Nel 1999 il pop penetra nel corpo di Cristina Martinez. Esattamente come avreste voluto fare voi: fin dentro le viscere. Ma non è esattamente una penetrazione fallica. Il pop, venato di soul music, ha le sembianze femminili. Quelle di Debbie Harry ad esempio. Ma pure quelle di Kate Pierson, di Siouxsie Sioux, di Shirley Manson, di Nina Persson. Il tentativo di farsi possedere da Tina Turner, già tentato sull’album omonimo e qui sbattuto sfacciatamente in apertura sul numero soul della title track, rimane un fallimento. Come tutto il disco che la contiene del resto. Whiteout è spazzatura musicale che vorrebbe essere moderna ed ammiccante ed è invece del tutto asettica e priva di qualsiasi erotismo, sin dalla copertina degna delle pagine di intimo del Postal Market con cui la mia generazione imparò a masturbarsi e che è in esatta antitesi con la vulva pelosa mostrata sull’album di debutto.
L’imbastardimento elettronico che ha preso il sopravvento sul devastante rumore degli esordi non arricchisce la formula del gruppo ma ne avvilisce l’urgenza animale, malgrado Jon Spencer si diverta a fare lo scimmione del blues-punk (come su Jaguar) o il pappone del ghetto (come su Itchy & Scratchy). Meglio la banalità beat di Trouble che la presunzione ridicola che i vecchi fan accettino di vedere uno dei gruppi più sexy del rock ‘n’ roll dei ’90 diventare una ridicola caricatura dei Cardigans o dei Garbage. Cristina con le mutandine fresche di bucato è la cosa meno rock and roll degli ultimi dieci anni.

Ditelo a Richard Kern, ditelo alla City Slang, ditelo a Jon Spencer.

 

Col passare degli anni Jon Spencer ha imparato a scrivere dentro i margini, nonostante l’aria sbruffona da belloccio votato alla causa del blues.

====================

§ **Attività da svolgere**
1. Rispondi a queste domande sulla recensione:
(a) In che anno il pop penetra nel corpo di Cristina Martinez?
(b) In quale brano Jon Spencer fa lo scimmione del blues-punk?
(c) A chi va detto, secondo la recensione, con la formula "ditelo a"?
2. Riporta il passo della recensione che si apre con le parole contenenti "L’imbastardimento elettronico che" e si chiude con "a Jon Spencer.", rinominando "Jon Spencer" in "J. Spencer".
Il materiale riportato di seguito proviene da una fonte diversa dalla recensione.

§ **Materiale di partenza**

====================

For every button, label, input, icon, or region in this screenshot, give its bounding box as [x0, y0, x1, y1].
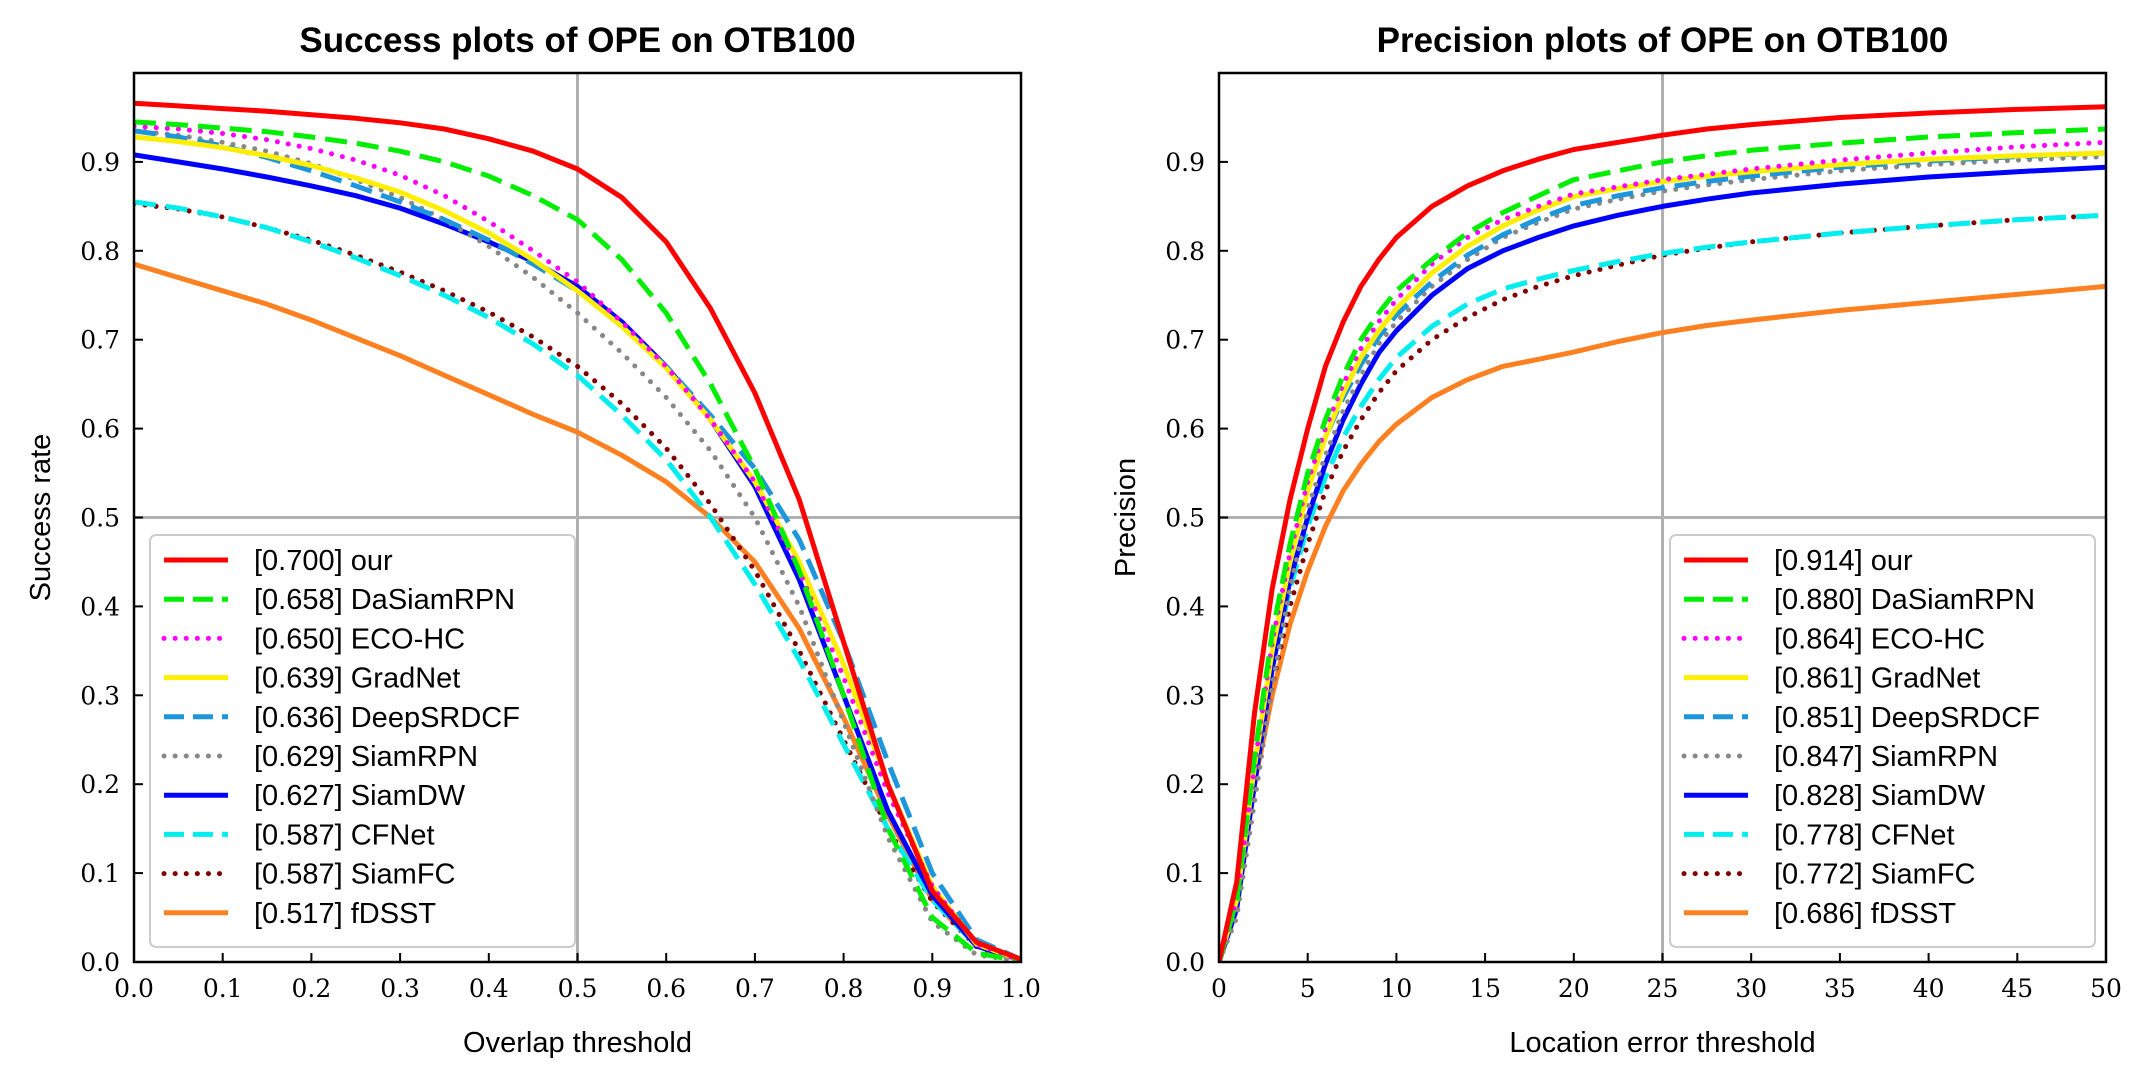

====================

§ **Risposte agli esercizi**
1.
(a) Nel 1999.
(b) In Jaguar.
(c) A Richard Kern, alla City Slang e a Jon Spencer.

2.
L’imbastardimento elettronico che ha preso il sopravvento sul devastante rumore degli esordi non arricchisce la formula del gruppo ma ne avvilisce l’urgenza animale, malgrado J. Spencer si diverta a fare lo scimmione del blues-punk (come su Jaguar) o il pappone del ghetto (come su Itchy & Scratchy). Meglio la banalità beat di Trouble che la presunzione ridicola che i vecchi fan accettino di vedere uno dei gruppi più sexy del rock ‘n’ roll dei ’90 diventare una ridicola caricatura dei Cardigans o dei Garbage. Cristina con le mutandine fresche di bucato è la cosa meno rock and roll degli ultimi dieci anni.

Ditelo a Richard Kern, ditelo alla City Slang, ditelo a J. Spencer.